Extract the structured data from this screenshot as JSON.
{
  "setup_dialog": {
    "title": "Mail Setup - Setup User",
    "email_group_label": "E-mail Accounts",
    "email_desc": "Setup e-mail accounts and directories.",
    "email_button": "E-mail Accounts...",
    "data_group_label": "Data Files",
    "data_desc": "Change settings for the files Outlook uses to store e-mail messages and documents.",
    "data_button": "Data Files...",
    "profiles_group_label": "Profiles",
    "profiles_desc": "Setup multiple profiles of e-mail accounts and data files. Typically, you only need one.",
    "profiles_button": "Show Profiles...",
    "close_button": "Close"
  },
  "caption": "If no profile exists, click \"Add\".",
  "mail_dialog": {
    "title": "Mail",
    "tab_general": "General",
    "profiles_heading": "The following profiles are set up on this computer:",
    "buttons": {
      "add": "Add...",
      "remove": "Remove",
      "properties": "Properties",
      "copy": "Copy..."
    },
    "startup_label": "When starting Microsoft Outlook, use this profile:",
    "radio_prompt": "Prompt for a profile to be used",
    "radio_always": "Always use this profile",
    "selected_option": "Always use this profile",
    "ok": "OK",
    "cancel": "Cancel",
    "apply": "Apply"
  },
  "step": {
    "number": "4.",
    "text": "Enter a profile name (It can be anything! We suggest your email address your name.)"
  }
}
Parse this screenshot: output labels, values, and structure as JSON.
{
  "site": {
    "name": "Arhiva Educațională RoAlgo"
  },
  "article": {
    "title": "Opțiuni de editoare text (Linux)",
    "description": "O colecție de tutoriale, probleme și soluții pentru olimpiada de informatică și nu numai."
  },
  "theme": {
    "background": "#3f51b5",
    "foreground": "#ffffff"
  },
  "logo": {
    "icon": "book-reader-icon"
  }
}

════════════════════

## Given task:
Your task is to pick out every line with the string "text" and copy it.

## Result:
    "text": "Enter a profile name (It can be anything! We suggest your email address your name.)"
    "title": "Opțiuni de editoare text (Linux)",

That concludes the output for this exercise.